PROBLEM:
Return each line of the records with nothing changed, pictures excepted.

MATERIAL SUPPLIED:
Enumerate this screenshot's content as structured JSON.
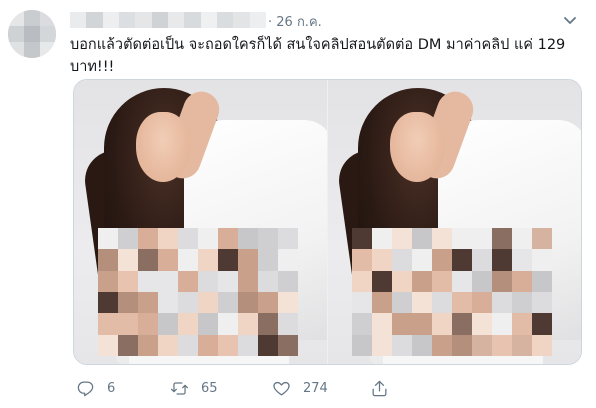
{
  "tweet": {
    "time": "· 26 ก.ค.",
    "text": "บอกแล้วตัดต่อเป็น จะถอดใครก็ได้ สนใจคลิปสอนตัดต่อ DM มาค่าคลิป แค่ 129 บาท!!!",
    "reply_count": "6",
    "retweet_count": "65",
    "like_count": "274"
  },
  "icons": {
    "reply": "reply-icon",
    "retweet": "retweet-icon",
    "like": "heart-icon",
    "share": "share-icon",
    "menu": "chevron-down-icon"
  },
  "colors": {
    "text": "#14171a",
    "secondary": "#657786",
    "border": "#ccd6dd"
  }
}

RESPONSE:
Enumerate this screenshot's content as structured JSON.
{
  "tweet": {
    "time": "· 26 ก.ค.",
    "text": "บอกแล้วตัดต่อเป็น จะถอดใครก็ได้ สนใจคลิปสอนตัดต่อ DM มาค่าคลิป แค่ 129 บาท!!!",
    "reply_count": "6",
    "retweet_count": "65",
    "like_count": "274"
  },
  "icons": {
    "reply": "reply-icon",
    "retweet": "retweet-icon",
    "like": "heart-icon",
    "share": "share-icon",
    "menu": "chevron-down-icon"
  },
  "colors": {
    "text": "#14171a",
    "secondary": "#657786",
    "border": "#ccd6dd"
  }
}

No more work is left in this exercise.